Records that describe figures
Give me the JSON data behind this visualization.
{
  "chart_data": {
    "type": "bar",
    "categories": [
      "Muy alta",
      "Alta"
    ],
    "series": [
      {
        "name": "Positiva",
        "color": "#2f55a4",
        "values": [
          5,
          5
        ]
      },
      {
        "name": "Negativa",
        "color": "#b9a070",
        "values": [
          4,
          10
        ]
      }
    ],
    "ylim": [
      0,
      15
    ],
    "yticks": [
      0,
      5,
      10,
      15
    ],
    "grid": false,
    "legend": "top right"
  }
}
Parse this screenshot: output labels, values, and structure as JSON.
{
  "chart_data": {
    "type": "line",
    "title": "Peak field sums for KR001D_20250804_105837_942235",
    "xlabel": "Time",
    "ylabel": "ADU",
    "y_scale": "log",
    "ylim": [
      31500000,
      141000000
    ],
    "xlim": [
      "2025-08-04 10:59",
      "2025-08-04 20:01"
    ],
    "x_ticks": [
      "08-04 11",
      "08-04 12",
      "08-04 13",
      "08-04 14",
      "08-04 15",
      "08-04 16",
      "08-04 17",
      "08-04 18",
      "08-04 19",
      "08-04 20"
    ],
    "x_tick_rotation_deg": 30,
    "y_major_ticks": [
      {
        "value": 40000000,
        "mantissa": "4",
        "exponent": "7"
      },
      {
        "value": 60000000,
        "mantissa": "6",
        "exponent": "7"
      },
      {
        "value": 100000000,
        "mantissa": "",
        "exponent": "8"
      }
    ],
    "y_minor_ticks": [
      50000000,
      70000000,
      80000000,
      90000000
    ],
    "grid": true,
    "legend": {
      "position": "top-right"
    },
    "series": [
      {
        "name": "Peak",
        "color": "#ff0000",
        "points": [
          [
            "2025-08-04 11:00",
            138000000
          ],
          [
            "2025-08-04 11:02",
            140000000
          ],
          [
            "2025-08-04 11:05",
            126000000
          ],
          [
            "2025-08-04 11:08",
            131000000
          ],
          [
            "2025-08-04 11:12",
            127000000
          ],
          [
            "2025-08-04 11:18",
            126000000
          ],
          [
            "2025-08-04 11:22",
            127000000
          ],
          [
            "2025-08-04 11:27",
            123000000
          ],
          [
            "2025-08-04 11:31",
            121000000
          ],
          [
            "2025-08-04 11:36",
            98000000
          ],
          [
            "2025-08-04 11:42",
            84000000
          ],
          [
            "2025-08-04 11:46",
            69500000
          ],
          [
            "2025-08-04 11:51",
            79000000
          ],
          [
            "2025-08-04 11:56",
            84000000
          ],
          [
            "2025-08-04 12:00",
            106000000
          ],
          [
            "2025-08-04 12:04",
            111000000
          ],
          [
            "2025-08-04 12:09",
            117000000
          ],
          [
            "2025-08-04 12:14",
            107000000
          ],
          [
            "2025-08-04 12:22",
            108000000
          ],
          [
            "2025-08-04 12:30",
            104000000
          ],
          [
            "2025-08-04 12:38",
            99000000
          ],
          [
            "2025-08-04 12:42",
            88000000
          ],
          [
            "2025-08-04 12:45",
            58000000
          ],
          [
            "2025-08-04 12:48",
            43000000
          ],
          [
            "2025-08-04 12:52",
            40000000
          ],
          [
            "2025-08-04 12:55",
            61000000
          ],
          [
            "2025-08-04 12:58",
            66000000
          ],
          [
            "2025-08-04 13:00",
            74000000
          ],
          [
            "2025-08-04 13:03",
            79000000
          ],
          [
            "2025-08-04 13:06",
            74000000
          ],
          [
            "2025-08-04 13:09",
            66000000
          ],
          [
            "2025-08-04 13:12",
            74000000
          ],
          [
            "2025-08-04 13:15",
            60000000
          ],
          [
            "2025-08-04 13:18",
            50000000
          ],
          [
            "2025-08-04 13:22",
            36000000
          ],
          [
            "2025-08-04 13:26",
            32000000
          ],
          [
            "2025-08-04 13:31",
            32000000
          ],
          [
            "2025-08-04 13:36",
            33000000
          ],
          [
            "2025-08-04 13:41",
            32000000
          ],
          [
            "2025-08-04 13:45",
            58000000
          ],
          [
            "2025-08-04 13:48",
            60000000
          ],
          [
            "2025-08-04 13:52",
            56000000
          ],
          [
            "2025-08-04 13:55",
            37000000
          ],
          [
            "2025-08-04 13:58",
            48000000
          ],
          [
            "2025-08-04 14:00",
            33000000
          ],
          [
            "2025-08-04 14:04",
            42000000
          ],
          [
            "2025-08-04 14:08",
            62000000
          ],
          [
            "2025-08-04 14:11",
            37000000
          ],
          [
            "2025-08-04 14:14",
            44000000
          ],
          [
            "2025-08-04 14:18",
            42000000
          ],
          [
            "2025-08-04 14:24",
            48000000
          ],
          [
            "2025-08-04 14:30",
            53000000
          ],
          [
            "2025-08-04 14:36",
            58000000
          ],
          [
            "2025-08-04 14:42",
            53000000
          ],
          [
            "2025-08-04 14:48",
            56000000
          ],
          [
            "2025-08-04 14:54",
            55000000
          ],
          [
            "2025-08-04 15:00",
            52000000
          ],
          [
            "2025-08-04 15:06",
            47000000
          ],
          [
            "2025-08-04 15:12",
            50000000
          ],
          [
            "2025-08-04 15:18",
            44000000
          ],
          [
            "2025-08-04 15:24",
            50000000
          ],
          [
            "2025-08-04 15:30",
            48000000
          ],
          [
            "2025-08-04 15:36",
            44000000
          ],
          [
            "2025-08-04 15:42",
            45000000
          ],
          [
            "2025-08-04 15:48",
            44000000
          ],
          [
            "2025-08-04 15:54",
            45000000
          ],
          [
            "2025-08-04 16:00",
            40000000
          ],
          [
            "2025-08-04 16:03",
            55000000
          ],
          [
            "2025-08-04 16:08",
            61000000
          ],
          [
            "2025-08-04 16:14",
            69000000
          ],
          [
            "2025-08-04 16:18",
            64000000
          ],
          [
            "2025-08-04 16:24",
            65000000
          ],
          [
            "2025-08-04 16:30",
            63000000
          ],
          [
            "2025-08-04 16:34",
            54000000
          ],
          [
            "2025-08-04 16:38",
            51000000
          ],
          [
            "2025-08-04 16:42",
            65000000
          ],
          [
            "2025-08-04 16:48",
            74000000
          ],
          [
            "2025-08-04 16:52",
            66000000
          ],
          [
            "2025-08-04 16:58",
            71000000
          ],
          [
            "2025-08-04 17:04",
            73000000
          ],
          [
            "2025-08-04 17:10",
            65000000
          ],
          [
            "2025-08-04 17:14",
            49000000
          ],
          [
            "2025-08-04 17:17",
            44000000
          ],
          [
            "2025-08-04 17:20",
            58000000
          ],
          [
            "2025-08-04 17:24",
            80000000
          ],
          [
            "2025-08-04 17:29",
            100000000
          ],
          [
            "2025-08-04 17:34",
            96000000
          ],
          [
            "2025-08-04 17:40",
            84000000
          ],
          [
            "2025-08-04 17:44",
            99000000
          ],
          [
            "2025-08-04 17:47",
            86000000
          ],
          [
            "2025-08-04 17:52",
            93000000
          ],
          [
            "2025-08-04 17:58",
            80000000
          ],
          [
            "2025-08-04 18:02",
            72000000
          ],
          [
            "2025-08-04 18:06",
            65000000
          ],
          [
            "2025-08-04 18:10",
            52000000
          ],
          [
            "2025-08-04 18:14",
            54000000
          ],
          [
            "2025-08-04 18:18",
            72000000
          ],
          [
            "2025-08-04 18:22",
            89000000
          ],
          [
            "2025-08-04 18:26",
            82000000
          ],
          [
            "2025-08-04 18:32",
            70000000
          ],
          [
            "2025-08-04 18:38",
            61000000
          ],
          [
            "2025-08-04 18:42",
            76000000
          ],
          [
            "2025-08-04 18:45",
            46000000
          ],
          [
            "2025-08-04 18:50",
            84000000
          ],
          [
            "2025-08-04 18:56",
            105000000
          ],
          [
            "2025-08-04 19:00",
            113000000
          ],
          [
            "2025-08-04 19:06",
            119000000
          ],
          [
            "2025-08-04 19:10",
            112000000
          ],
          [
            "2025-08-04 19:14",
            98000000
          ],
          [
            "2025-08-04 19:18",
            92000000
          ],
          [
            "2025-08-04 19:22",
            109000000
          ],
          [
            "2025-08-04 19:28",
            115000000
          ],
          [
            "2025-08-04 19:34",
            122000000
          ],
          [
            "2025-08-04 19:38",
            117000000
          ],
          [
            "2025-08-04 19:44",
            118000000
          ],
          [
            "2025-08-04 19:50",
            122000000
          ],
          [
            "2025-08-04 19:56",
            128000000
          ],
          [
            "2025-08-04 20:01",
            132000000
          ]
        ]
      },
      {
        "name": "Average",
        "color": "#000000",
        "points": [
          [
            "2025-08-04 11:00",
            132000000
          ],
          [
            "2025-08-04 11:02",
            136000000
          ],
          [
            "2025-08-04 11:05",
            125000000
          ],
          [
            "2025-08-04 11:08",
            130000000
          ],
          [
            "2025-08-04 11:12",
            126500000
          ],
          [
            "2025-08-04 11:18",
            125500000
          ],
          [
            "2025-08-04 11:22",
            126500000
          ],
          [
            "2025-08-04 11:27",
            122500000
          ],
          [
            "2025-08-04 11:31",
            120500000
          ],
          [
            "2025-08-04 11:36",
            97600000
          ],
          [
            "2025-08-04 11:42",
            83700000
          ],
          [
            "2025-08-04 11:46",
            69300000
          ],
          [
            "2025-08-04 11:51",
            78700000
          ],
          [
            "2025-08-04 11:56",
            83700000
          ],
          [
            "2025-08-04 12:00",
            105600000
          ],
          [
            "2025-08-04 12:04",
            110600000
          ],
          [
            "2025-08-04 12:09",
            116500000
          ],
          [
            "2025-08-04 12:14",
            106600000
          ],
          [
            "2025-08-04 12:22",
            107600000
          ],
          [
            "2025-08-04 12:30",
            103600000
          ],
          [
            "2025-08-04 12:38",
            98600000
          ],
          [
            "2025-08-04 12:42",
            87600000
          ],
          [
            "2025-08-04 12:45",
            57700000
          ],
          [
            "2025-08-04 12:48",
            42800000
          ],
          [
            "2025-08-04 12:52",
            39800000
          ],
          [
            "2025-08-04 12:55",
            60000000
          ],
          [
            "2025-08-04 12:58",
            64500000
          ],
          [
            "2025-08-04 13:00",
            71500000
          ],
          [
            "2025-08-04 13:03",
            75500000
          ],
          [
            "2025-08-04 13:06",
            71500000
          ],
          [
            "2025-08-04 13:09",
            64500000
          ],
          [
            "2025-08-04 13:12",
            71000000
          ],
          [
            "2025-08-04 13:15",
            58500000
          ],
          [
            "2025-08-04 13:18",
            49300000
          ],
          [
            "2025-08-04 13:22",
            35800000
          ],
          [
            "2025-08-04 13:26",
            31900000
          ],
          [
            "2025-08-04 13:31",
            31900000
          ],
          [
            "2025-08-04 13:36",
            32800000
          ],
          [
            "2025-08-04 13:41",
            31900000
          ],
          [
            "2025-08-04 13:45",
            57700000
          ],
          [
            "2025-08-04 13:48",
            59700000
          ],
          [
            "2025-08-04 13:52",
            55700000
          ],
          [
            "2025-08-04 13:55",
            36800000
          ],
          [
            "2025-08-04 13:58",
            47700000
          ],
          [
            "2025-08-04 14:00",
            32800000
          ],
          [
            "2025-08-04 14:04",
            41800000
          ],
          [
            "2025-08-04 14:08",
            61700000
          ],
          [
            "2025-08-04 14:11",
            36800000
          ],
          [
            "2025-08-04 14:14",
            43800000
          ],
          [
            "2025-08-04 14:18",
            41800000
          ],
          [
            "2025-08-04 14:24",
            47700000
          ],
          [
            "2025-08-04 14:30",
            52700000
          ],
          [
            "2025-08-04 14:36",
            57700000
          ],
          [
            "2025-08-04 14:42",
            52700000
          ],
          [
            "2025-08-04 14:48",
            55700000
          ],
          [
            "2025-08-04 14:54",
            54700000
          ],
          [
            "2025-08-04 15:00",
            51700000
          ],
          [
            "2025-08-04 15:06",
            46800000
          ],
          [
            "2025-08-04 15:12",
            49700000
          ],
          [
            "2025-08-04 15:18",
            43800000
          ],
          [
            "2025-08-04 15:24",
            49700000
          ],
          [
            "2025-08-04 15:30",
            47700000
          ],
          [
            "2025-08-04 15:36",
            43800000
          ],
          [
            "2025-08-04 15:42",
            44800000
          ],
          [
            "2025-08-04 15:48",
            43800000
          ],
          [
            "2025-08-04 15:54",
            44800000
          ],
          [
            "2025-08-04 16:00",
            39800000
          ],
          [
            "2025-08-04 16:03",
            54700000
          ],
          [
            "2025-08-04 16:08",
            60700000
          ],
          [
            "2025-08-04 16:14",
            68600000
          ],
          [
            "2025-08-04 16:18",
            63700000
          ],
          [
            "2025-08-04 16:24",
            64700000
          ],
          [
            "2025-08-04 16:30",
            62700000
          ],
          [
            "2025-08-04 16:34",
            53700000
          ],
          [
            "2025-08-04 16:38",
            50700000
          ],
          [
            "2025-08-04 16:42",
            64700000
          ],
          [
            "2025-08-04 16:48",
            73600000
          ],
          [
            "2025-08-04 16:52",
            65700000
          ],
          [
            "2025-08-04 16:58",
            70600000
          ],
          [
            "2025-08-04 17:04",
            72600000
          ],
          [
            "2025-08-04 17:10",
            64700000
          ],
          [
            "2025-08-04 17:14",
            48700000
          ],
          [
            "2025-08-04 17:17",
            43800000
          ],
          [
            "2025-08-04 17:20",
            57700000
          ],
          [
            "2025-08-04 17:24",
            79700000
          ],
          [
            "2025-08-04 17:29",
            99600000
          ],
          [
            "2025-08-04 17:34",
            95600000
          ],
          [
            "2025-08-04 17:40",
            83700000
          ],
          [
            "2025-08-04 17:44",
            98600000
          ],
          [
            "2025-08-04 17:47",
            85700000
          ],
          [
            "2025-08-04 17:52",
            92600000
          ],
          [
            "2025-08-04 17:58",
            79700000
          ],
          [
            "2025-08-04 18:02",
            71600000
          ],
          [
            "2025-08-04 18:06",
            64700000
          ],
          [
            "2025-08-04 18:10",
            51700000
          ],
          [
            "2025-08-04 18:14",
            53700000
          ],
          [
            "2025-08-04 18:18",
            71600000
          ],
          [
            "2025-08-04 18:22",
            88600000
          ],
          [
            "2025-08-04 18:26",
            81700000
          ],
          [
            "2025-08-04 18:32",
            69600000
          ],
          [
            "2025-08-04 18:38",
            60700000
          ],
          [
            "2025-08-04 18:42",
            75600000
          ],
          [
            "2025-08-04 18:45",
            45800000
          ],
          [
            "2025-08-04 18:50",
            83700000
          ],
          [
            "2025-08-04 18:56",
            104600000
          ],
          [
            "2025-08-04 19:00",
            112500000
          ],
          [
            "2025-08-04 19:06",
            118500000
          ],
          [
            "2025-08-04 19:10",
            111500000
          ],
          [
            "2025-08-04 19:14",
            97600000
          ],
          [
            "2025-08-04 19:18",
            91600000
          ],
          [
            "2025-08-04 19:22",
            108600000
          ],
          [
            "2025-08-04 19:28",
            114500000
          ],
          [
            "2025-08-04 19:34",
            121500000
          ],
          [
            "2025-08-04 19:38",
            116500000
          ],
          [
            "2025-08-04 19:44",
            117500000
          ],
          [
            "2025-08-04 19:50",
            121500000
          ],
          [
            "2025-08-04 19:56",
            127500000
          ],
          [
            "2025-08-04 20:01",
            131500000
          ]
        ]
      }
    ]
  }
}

Given request
From the data above, show each line that contains "right".

Exercise result
    "legend": "top right"
      "position": "top-right"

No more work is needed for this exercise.